PROMPT
Can you reproduce the data below with every "waveform-icon" swapped for "soundwave-icon" and nothing else changed?

Element box annotations
◇ ◇ ◇ ◇ ◇
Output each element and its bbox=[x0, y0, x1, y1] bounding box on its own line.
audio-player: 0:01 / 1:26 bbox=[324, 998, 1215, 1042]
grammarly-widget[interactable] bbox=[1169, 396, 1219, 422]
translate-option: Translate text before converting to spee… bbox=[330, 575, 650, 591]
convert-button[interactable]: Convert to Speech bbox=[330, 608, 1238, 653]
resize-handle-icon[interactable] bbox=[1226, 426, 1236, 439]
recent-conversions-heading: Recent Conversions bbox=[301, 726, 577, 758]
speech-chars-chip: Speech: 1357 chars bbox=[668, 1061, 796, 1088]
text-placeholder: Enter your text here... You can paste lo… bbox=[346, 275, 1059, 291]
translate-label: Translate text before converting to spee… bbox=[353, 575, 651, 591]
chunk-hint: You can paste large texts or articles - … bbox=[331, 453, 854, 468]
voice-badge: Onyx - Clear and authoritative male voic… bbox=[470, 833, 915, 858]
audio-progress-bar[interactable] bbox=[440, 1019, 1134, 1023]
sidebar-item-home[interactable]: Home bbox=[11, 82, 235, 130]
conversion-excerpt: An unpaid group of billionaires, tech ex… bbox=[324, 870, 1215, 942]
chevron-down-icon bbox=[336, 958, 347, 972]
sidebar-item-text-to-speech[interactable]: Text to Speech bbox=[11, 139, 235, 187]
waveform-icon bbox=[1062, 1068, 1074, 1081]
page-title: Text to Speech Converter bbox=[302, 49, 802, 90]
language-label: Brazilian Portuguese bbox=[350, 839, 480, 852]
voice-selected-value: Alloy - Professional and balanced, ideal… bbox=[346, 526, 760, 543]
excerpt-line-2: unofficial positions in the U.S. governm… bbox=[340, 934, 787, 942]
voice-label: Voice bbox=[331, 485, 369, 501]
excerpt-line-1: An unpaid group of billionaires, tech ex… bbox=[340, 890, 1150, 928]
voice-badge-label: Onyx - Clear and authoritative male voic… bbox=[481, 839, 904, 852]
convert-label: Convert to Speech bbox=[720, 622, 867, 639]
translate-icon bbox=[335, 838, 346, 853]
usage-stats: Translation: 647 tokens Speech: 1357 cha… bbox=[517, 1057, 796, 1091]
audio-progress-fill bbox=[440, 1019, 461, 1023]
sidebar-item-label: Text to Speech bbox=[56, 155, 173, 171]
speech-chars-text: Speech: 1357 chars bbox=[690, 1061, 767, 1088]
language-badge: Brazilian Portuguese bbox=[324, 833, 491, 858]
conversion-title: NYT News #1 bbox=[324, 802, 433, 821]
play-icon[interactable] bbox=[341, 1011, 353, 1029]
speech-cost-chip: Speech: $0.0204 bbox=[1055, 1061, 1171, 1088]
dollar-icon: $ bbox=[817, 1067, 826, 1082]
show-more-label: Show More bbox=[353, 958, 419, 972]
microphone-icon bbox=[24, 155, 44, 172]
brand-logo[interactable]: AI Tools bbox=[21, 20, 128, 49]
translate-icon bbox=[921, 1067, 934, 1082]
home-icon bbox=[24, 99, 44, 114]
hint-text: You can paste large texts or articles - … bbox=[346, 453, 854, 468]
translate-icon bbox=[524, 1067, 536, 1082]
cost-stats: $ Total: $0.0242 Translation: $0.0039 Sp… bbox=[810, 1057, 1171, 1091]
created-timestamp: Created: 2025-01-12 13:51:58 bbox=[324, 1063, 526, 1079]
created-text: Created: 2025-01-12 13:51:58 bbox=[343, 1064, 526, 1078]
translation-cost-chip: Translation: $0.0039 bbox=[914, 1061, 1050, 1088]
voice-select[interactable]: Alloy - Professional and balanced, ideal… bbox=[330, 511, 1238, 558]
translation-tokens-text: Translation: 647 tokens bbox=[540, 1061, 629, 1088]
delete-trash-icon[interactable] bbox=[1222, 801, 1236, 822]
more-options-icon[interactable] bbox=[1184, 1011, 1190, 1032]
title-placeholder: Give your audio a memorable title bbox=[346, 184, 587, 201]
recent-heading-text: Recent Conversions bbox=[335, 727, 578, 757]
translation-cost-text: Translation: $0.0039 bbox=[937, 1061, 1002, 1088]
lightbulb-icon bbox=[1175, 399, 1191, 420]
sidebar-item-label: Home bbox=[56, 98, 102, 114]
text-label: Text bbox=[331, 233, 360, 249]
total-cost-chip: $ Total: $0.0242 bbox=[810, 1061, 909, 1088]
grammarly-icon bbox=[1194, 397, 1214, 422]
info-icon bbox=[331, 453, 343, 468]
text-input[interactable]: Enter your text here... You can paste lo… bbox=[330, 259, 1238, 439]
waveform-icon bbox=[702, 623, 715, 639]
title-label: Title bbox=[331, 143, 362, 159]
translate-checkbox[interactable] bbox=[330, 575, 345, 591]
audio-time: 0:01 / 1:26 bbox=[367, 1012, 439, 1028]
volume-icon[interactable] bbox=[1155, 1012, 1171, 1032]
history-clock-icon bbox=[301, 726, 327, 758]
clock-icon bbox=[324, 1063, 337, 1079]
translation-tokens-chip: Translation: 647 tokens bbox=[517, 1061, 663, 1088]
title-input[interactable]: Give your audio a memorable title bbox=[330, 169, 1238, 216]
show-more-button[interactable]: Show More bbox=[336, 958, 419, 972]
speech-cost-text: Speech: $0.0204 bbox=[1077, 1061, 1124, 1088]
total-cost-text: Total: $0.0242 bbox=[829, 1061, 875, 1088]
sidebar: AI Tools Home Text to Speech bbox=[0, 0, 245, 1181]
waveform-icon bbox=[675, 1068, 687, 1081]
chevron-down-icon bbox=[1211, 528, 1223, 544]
◇ ◇ ◇ ◇ ◇
ANSWER IN FULL
Output each element and its bbox=[x0, y0, x1, y1] bounding box on its own line.
audio-player: 0:01 / 1:26 bbox=[324, 998, 1215, 1042]
grammarly-widget[interactable] bbox=[1169, 396, 1219, 422]
translate-option: Translate text before converting to spee… bbox=[330, 575, 650, 591]
convert-button[interactable]: Convert to Speech bbox=[330, 608, 1238, 653]
resize-handle-icon[interactable] bbox=[1226, 426, 1236, 439]
recent-conversions-heading: Recent Conversions bbox=[301, 726, 577, 758]
speech-chars-chip: Speech: 1357 chars bbox=[668, 1061, 796, 1088]
text-placeholder: Enter your text here... You can paste lo… bbox=[346, 275, 1059, 291]
translate-label: Translate text before converting to spee… bbox=[353, 575, 651, 591]
chunk-hint: You can paste large texts or articles - … bbox=[331, 453, 854, 468]
voice-badge: Onyx - Clear and authoritative male voic… bbox=[470, 833, 915, 858]
audio-progress-bar[interactable] bbox=[440, 1019, 1134, 1023]
sidebar-item-home[interactable]: Home bbox=[11, 82, 235, 130]
conversion-excerpt: An unpaid group of billionaires, tech ex… bbox=[324, 870, 1215, 942]
chevron-down-icon bbox=[336, 958, 347, 972]
sidebar-item-text-to-speech[interactable]: Text to Speech bbox=[11, 139, 235, 187]
soundwave-icon bbox=[1062, 1068, 1074, 1081]
page-title: Text to Speech Converter bbox=[302, 49, 802, 90]
language-label: Brazilian Portuguese bbox=[350, 839, 480, 852]
voice-selected-value: Alloy - Professional and balanced, ideal… bbox=[346, 526, 760, 543]
excerpt-line-2: unofficial positions in the U.S. governm… bbox=[340, 934, 787, 942]
voice-label: Voice bbox=[331, 485, 369, 501]
excerpt-line-1: An unpaid group of billionaires, tech ex… bbox=[340, 890, 1150, 928]
voice-badge-label: Onyx - Clear and authoritative male voic… bbox=[481, 839, 904, 852]
convert-label: Convert to Speech bbox=[720, 622, 867, 639]
translate-icon bbox=[335, 838, 346, 853]
usage-stats: Translation: 647 tokens Speech: 1357 cha… bbox=[517, 1057, 796, 1091]
audio-progress-fill bbox=[440, 1019, 461, 1023]
sidebar-item-label: Text to Speech bbox=[56, 155, 173, 171]
speech-chars-text: Speech: 1357 chars bbox=[690, 1061, 767, 1088]
language-badge: Brazilian Portuguese bbox=[324, 833, 491, 858]
conversion-title: NYT News #1 bbox=[324, 802, 433, 821]
play-icon[interactable] bbox=[341, 1011, 353, 1029]
speech-cost-chip: Speech: $0.0204 bbox=[1055, 1061, 1171, 1088]
dollar-icon: $ bbox=[817, 1067, 826, 1082]
show-more-label: Show More bbox=[353, 958, 419, 972]
microphone-icon bbox=[24, 155, 44, 172]
brand-logo[interactable]: AI Tools bbox=[21, 20, 128, 49]
translate-icon bbox=[921, 1067, 934, 1082]
home-icon bbox=[24, 99, 44, 114]
hint-text: You can paste large texts or articles - … bbox=[346, 453, 854, 468]
translate-icon bbox=[524, 1067, 536, 1082]
cost-stats: $ Total: $0.0242 Translation: $0.0039 Sp… bbox=[810, 1057, 1171, 1091]
created-timestamp: Created: 2025-01-12 13:51:58 bbox=[324, 1063, 526, 1079]
created-text: Created: 2025-01-12 13:51:58 bbox=[343, 1064, 526, 1078]
translation-cost-chip: Translation: $0.0039 bbox=[914, 1061, 1050, 1088]
voice-select[interactable]: Alloy - Professional and balanced, ideal… bbox=[330, 511, 1238, 558]
translation-tokens-text: Translation: 647 tokens bbox=[540, 1061, 629, 1088]
delete-trash-icon[interactable] bbox=[1222, 801, 1236, 822]
more-options-icon[interactable] bbox=[1184, 1011, 1190, 1032]
title-placeholder: Give your audio a memorable title bbox=[346, 184, 587, 201]
recent-heading-text: Recent Conversions bbox=[335, 727, 578, 757]
translation-cost-text: Translation: $0.0039 bbox=[937, 1061, 1002, 1088]
lightbulb-icon bbox=[1175, 399, 1191, 420]
sidebar-item-label: Home bbox=[56, 98, 102, 114]
text-label: Text bbox=[331, 233, 360, 249]
total-cost-chip: $ Total: $0.0242 bbox=[810, 1061, 909, 1088]
grammarly-icon bbox=[1194, 397, 1214, 422]
info-icon bbox=[331, 453, 343, 468]
text-input[interactable]: Enter your text here... You can paste lo… bbox=[330, 259, 1238, 439]
soundwave-icon bbox=[702, 623, 715, 639]
title-label: Title bbox=[331, 143, 362, 159]
translate-checkbox[interactable] bbox=[330, 575, 345, 591]
audio-time: 0:01 / 1:26 bbox=[367, 1012, 439, 1028]
volume-icon[interactable] bbox=[1155, 1012, 1171, 1032]
history-clock-icon bbox=[301, 726, 327, 758]
clock-icon bbox=[324, 1063, 337, 1079]
translation-tokens-chip: Translation: 647 tokens bbox=[517, 1061, 663, 1088]
title-input[interactable]: Give your audio a memorable title bbox=[330, 169, 1238, 216]
show-more-button[interactable]: Show More bbox=[336, 958, 419, 972]
speech-cost-text: Speech: $0.0204 bbox=[1077, 1061, 1124, 1088]
total-cost-text: Total: $0.0242 bbox=[829, 1061, 875, 1088]
sidebar: AI Tools Home Text to Speech bbox=[0, 0, 245, 1181]
soundwave-icon bbox=[675, 1068, 687, 1081]
chevron-down-icon bbox=[1211, 528, 1223, 544]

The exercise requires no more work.